» STATED EXERCISE
For every line in the records that has the word "beam", make a copy.

* Begin *

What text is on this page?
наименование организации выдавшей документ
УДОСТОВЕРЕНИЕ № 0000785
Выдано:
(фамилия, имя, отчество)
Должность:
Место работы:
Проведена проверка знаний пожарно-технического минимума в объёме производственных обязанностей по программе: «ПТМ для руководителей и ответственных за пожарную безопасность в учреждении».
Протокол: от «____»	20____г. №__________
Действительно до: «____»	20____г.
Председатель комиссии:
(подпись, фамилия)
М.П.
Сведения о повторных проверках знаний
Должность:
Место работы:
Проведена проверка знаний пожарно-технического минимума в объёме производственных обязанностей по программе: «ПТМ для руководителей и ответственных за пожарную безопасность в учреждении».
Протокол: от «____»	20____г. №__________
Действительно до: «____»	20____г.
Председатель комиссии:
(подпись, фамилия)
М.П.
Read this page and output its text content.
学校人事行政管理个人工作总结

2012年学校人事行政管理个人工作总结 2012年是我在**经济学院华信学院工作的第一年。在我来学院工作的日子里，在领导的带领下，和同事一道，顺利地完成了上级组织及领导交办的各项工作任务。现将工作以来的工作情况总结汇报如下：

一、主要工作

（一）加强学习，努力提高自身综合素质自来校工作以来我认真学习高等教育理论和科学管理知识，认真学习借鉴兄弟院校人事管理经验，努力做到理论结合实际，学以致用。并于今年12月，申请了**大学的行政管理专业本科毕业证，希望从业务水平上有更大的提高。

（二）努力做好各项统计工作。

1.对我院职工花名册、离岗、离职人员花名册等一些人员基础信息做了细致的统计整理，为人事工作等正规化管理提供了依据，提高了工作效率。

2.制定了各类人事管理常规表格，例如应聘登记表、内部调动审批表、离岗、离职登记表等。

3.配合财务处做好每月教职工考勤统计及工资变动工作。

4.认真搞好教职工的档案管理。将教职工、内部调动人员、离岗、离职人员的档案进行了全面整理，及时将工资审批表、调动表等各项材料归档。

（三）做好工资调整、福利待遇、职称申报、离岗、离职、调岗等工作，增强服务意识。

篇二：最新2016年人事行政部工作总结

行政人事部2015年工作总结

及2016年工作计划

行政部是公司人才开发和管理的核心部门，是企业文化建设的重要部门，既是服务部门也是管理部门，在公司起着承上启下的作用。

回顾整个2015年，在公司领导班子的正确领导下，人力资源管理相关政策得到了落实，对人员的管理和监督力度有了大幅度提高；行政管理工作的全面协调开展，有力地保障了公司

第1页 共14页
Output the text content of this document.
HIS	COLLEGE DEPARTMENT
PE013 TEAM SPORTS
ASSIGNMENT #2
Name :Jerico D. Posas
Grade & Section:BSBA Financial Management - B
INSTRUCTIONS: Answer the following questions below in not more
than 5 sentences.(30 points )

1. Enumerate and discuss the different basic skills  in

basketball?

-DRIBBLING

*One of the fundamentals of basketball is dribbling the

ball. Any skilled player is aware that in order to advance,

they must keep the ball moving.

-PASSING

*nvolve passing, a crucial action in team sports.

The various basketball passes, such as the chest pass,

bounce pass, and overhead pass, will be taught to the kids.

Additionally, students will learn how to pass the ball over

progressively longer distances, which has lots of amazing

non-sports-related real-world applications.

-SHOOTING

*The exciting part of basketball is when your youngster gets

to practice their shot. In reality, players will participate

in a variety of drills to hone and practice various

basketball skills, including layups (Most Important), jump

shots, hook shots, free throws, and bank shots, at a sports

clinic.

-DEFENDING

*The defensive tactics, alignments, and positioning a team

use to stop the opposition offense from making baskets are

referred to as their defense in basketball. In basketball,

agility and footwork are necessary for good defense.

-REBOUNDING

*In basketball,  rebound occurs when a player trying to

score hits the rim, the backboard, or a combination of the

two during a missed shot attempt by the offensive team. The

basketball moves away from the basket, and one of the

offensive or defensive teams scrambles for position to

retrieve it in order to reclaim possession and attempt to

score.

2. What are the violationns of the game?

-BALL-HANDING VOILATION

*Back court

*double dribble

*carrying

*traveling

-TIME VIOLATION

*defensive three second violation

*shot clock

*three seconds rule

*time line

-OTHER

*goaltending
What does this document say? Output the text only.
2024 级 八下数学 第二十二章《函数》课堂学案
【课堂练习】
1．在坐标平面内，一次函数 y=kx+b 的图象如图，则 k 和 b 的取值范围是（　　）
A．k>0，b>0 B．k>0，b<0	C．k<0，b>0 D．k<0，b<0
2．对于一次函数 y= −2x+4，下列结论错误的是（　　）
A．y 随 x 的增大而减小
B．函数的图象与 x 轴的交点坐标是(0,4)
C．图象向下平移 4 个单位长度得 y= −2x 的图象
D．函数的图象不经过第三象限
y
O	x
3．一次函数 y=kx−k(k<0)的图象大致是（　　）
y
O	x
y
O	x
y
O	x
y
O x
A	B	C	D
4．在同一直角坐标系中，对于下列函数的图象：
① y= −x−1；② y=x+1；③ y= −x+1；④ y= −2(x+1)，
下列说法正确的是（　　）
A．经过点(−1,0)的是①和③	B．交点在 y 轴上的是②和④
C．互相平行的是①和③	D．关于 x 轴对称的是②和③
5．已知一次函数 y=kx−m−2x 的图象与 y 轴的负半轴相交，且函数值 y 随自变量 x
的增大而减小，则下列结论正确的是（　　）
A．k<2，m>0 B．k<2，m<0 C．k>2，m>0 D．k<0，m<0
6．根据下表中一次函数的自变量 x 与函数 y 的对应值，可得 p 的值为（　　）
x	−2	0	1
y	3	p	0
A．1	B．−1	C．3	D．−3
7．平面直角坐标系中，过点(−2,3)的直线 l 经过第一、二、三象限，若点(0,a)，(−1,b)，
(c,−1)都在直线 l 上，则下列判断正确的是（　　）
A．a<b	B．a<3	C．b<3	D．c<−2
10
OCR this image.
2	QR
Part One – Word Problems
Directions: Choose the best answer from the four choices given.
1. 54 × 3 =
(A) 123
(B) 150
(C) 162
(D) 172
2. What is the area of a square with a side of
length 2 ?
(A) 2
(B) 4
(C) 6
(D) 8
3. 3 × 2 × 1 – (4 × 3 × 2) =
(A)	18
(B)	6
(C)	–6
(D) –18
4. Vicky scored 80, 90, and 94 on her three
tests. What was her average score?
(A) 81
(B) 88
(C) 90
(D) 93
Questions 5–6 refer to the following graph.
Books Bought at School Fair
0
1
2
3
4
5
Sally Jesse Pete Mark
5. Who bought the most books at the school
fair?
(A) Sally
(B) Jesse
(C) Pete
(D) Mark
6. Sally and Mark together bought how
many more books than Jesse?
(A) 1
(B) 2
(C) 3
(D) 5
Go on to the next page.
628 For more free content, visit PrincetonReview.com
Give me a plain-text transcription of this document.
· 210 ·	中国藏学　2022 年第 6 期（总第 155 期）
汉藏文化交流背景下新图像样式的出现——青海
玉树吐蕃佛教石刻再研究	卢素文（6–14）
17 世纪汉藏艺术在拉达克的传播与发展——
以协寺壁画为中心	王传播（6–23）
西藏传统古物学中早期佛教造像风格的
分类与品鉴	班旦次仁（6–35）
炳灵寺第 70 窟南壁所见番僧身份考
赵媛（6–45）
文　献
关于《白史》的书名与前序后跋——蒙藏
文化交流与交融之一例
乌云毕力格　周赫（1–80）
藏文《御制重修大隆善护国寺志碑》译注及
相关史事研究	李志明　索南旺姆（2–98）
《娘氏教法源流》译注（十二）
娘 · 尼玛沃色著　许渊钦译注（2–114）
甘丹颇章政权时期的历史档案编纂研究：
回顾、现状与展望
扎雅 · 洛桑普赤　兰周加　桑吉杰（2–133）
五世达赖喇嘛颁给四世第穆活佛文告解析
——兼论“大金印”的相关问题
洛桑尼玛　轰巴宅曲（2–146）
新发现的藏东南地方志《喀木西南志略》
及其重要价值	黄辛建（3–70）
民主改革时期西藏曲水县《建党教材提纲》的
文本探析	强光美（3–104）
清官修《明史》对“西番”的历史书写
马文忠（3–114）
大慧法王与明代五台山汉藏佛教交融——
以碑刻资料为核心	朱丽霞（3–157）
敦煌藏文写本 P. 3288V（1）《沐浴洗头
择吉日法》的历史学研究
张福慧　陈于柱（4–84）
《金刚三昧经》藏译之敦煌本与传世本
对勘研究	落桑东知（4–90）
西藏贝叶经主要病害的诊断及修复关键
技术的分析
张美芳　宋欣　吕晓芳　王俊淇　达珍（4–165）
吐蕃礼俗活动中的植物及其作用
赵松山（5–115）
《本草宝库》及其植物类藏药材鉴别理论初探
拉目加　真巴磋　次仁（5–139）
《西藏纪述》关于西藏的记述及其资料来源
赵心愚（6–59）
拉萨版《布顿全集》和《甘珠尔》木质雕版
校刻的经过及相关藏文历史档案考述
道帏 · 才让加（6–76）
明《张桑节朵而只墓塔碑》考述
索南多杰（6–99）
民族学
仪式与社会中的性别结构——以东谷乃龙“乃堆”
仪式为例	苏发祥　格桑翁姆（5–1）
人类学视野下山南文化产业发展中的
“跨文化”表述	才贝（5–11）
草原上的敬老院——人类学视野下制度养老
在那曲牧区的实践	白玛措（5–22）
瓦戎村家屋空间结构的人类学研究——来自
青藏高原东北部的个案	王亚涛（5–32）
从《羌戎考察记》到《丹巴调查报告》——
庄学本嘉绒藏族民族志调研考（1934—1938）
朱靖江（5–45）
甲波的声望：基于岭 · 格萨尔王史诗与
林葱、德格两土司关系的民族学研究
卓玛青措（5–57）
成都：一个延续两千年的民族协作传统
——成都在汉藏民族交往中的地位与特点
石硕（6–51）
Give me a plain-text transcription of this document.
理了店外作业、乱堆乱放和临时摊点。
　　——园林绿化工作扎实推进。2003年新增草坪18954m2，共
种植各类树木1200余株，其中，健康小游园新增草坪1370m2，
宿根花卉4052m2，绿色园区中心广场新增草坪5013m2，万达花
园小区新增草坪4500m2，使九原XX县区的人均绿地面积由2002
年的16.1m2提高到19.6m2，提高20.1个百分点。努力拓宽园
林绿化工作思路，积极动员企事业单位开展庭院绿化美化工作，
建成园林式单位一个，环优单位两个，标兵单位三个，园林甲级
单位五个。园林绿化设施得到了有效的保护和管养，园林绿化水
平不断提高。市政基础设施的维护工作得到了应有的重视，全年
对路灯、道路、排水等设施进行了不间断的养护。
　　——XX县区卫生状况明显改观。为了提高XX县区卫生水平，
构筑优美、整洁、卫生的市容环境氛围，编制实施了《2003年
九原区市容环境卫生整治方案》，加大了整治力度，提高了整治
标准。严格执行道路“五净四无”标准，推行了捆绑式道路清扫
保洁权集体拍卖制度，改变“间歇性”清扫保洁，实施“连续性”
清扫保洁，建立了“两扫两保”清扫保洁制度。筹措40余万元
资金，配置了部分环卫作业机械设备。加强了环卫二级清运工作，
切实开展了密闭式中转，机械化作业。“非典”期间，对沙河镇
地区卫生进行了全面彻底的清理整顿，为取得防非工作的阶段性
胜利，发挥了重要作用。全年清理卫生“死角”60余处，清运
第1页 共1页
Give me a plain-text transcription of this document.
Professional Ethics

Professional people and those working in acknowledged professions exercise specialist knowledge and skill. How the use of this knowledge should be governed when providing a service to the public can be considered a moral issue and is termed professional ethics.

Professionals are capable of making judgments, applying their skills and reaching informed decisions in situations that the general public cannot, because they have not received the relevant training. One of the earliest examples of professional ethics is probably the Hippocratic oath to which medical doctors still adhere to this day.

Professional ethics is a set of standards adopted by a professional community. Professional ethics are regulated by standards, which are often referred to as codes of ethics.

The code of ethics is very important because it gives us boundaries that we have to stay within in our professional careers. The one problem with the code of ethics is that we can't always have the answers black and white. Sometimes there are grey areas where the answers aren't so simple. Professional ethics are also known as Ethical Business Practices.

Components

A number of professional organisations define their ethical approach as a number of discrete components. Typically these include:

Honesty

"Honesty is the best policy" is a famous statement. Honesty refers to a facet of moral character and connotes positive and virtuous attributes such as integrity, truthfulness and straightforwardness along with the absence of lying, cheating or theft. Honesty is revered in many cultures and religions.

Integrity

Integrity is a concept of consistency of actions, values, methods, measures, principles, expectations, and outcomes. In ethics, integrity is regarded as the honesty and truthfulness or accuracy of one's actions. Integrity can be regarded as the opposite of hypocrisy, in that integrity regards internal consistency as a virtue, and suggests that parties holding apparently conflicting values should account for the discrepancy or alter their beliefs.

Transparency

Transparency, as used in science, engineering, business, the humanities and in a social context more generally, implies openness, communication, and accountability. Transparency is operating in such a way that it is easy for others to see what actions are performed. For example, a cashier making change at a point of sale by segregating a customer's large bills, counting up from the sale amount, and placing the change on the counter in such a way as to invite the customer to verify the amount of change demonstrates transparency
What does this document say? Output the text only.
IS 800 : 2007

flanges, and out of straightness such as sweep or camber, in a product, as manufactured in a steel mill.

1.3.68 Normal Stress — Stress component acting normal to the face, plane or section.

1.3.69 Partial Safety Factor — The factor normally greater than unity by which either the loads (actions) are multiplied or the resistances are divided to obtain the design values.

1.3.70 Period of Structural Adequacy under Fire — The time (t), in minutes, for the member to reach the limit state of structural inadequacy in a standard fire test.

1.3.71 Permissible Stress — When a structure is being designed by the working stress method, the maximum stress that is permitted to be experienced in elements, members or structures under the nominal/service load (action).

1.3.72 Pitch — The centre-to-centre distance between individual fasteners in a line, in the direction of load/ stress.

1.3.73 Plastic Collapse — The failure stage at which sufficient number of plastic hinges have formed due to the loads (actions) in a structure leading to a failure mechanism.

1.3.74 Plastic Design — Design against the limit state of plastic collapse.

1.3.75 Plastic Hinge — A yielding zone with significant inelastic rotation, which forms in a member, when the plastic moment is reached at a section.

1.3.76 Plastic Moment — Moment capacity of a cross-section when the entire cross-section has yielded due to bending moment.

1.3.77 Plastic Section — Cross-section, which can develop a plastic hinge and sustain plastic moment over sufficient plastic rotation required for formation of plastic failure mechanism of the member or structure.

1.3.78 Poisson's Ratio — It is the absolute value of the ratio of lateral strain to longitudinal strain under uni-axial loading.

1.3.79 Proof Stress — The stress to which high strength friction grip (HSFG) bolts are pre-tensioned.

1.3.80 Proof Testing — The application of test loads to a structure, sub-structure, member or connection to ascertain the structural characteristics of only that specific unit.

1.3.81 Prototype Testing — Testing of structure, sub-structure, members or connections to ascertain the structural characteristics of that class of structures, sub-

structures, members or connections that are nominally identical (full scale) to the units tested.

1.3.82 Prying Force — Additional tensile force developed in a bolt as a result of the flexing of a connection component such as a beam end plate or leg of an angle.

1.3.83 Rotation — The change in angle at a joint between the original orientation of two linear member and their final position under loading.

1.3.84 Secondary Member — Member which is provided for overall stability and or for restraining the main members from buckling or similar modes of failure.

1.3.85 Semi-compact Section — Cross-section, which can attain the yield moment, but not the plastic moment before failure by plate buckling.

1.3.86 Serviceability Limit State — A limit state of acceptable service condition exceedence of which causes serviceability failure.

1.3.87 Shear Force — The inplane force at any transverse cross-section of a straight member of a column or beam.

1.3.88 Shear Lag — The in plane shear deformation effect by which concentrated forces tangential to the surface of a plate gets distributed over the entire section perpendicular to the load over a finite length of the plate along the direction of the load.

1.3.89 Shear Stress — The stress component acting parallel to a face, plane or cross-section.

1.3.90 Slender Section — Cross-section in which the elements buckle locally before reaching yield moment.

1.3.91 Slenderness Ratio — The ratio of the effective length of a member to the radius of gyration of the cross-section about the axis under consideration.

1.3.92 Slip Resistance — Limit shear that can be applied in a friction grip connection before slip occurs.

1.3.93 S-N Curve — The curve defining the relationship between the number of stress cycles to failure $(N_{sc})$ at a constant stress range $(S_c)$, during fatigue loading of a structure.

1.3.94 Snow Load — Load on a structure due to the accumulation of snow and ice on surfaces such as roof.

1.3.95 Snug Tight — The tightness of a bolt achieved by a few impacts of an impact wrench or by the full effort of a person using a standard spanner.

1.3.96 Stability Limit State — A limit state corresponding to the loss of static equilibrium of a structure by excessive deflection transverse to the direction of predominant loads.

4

* End *

» COMPLETE RESPONSE
1.3.82 Prying Force — Additional tensile force developed in a bolt as a result of the flexing of a connection component such as a beam end plate or leg of an angle.
1.3.87 Shear Force — The inplane force at any transverse cross-section of a straight member of a column or beam.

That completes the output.